▶ **Exercise requirements**:
Copy each line below without leaving any out.
╭──
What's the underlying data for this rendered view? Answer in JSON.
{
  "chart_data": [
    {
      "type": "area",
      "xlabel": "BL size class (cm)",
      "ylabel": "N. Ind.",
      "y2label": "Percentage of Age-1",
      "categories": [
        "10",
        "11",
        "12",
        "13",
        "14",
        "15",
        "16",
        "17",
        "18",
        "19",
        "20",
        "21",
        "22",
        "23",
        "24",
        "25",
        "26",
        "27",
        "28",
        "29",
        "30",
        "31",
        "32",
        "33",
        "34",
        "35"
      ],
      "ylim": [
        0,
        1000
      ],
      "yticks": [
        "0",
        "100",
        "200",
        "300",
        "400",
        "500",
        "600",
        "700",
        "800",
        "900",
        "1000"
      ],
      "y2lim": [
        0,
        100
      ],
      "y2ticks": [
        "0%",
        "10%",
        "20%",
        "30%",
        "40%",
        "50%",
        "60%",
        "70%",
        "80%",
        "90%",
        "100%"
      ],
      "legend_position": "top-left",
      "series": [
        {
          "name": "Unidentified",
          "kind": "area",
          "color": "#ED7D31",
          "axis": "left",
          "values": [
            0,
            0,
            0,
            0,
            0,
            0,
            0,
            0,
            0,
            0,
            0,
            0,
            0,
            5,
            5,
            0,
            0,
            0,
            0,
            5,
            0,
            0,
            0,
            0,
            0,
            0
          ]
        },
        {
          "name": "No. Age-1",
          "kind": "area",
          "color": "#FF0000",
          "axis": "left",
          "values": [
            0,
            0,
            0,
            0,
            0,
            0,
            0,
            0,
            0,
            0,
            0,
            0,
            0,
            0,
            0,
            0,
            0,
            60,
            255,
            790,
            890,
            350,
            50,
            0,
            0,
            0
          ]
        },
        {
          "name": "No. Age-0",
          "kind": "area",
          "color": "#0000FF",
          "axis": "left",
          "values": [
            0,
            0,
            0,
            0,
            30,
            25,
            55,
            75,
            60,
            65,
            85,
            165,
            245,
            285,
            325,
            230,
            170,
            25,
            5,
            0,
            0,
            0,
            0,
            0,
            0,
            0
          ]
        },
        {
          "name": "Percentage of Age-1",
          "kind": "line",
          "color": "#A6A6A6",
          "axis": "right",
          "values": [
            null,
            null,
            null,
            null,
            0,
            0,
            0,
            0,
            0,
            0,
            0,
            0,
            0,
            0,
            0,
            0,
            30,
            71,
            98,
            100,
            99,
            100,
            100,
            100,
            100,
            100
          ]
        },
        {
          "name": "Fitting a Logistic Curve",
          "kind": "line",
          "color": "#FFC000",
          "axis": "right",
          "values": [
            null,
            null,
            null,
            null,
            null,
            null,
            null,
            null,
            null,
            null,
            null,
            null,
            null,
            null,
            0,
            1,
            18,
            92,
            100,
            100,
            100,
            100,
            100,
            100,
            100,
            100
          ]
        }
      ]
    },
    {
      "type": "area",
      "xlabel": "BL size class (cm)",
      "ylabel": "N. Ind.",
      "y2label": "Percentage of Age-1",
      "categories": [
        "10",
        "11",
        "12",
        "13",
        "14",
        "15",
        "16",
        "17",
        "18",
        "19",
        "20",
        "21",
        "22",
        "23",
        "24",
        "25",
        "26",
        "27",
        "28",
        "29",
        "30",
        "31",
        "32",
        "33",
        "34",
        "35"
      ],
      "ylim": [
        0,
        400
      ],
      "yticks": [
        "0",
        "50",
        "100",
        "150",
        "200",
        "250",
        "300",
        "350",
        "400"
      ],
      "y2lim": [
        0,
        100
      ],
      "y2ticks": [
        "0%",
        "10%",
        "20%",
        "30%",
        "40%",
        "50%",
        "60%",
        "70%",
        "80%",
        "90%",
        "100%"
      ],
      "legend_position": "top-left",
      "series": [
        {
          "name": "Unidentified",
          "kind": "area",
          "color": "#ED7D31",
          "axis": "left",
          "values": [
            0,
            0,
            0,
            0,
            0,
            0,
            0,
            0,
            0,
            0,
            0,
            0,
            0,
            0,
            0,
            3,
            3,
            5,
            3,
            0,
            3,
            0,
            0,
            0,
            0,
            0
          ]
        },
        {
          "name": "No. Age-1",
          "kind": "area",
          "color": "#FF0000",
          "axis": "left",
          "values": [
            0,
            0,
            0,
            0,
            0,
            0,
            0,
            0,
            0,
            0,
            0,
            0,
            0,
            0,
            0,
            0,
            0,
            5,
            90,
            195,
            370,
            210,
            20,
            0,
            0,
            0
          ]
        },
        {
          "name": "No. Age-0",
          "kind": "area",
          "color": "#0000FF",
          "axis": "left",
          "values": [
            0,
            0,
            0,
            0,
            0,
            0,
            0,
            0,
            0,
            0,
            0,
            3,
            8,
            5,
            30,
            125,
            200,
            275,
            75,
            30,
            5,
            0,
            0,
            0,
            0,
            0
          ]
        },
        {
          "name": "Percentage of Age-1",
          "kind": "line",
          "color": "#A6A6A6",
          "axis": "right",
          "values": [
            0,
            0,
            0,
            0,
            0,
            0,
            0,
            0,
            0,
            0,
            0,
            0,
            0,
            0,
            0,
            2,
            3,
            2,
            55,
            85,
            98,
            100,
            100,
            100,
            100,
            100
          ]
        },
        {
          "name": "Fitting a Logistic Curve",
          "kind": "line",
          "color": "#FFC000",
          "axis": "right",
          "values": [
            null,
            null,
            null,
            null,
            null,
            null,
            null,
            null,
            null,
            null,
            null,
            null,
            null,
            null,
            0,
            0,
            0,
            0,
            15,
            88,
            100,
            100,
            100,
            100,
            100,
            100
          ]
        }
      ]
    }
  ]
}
╰──
▶ **Final answer**:
What's the underlying data for this rendered view? Answer in JSON.
{
  "chart_data": [
    {
      "type": "area",
      "xlabel": "BL size class (cm)",
      "ylabel": "N. Ind.",
      "y2label": "Percentage of Age-1",
      "categories": [
        "10",
        "11",
        "12",
        "13",
        "14",
        "15",
        "16",
        "17",
        "18",
        "19",
        "20",
        "21",
        "22",
        "23",
        "24",
        "25",
        "26",
        "27",
        "28",
        "29",
        "30",
        "31",
        "32",
        "33",
        "34",
        "35"
      ],
      "ylim": [
        0,
        1000
      ],
      "yticks": [
        "0",
        "100",
        "200",
        "300",
        "400",
        "500",
        "600",
        "700",
        "800",
        "900",
        "1000"
      ],
      "y2lim": [
        0,
        100
      ],
      "y2ticks": [
        "0%",
        "10%",
        "20%",
        "30%",
        "40%",
        "50%",
        "60%",
        "70%",
        "80%",
        "90%",
        "100%"
      ],
      "legend_position": "top-left",
      "series": [
        {
          "name": "Unidentified",
          "kind": "area",
          "color": "#ED7D31",
          "axis": "left",
          "values": [
            0,
            0,
            0,
            0,
            0,
            0,
            0,
            0,
            0,
            0,
            0,
            0,
            0,
            5,
            5,
            0,
            0,
            0,
            0,
            5,
            0,
            0,
            0,
            0,
            0,
            0
          ]
        },
        {
          "name": "No. Age-1",
          "kind": "area",
          "color": "#FF0000",
          "axis": "left",
          "values": [
            0,
            0,
            0,
            0,
            0,
            0,
            0,
            0,
            0,
            0,
            0,
            0,
            0,
            0,
            0,
            0,
            0,
            60,
            255,
            790,
            890,
            350,
            50,
            0,
            0,
            0
          ]
        },
        {
          "name": "No. Age-0",
          "kind": "area",
          "color": "#0000FF",
          "axis": "left",
          "values": [
            0,
            0,
            0,
            0,
            30,
            25,
            55,
            75,
            60,
            65,
            85,
            165,
            245,
            285,
            325,
            230,
            170,
            25,
            5,
            0,
            0,
            0,
            0,
            0,
            0,
            0
          ]
        },
        {
          "name": "Percentage of Age-1",
          "kind": "line",
          "color": "#A6A6A6",
          "axis": "right",
          "values": [
            null,
            null,
            null,
            null,
            0,
            0,
            0,
            0,
            0,
            0,
            0,
            0,
            0,
            0,
            0,
            0,
            30,
            71,
            98,
            100,
            99,
            100,
            100,
            100,
            100,
            100
          ]
        },
        {
          "name": "Fitting a Logistic Curve",
          "kind": "line",
          "color": "#FFC000",
          "axis": "right",
          "values": [
            null,
            null,
            null,
            null,
            null,
            null,
            null,
            null,
            null,
            null,
            null,
            null,
            null,
            null,
            0,
            1,
            18,
            92,
            100,
            100,
            100,
            100,
            100,
            100,
            100,
            100
          ]
        }
      ]
    },
    {
      "type": "area",
      "xlabel": "BL size class (cm)",
      "ylabel": "N. Ind.",
      "y2label": "Percentage of Age-1",
      "categories": [
        "10",
        "11",
        "12",
        "13",
        "14",
        "15",
        "16",
        "17",
        "18",
        "19",
        "20",
        "21",
        "22",
        "23",
        "24",
        "25",
        "26",
        "27",
        "28",
        "29",
        "30",
        "31",
        "32",
        "33",
        "34",
        "35"
      ],
      "ylim": [
        0,
        400
      ],
      "yticks": [
        "0",
        "50",
        "100",
        "150",
        "200",
        "250",
        "300",
        "350",
        "400"
      ],
      "y2lim": [
        0,
        100
      ],
      "y2ticks": [
        "0%",
        "10%",
        "20%",
        "30%",
        "40%",
        "50%",
        "60%",
        "70%",
        "80%",
        "90%",
        "100%"
      ],
      "legend_position": "top-left",
      "series": [
        {
          "name": "Unidentified",
          "kind": "area",
          "color": "#ED7D31",
          "axis": "left",
          "values": [
            0,
            0,
            0,
            0,
            0,
            0,
            0,
            0,
            0,
            0,
            0,
            0,
            0,
            0,
            0,
            3,
            3,
            5,
            3,
            0,
            3,
            0,
            0,
            0,
            0,
            0
          ]
        },
        {
          "name": "No. Age-1",
          "kind": "area",
          "color": "#FF0000",
          "axis": "left",
          "values": [
            0,
            0,
            0,
            0,
            0,
            0,
            0,
            0,
            0,
            0,
            0,
            0,
            0,
            0,
            0,
            0,
            0,
            5,
            90,
            195,
            370,
            210,
            20,
            0,
            0,
            0
          ]
        },
        {
          "name": "No. Age-0",
          "kind": "area",
          "color": "#0000FF",
          "axis": "left",
          "values": [
            0,
            0,
            0,
            0,
            0,
            0,
            0,
            0,
            0,
            0,
            0,
            3,
            8,
            5,
            30,
            125,
            200,
            275,
            75,
            30,
            5,
            0,
            0,
            0,
            0,
            0
          ]
        },
        {
          "name": "Percentage of Age-1",
          "kind": "line",
          "color": "#A6A6A6",
          "axis": "right",
          "values": [
            0,
            0,
            0,
            0,
            0,
            0,
            0,
            0,
            0,
            0,
            0,
            0,
            0,
            0,
            0,
            2,
            3,
            2,
            55,
            85,
            98,
            100,
            100,
            100,
            100,
            100
          ]
        },
        {
          "name": "Fitting a Logistic Curve",
          "kind": "line",
          "color": "#FFC000",
          "axis": "right",
          "values": [
            null,
            null,
            null,
            null,
            null,
            null,
            null,
            null,
            null,
            null,
            null,
            null,
            null,
            null,
            0,
            0,
            0,
            0,
            15,
            88,
            100,
            100,
            100,
            100,
            100,
            100
          ]
        }
      ]
    }
  ]
}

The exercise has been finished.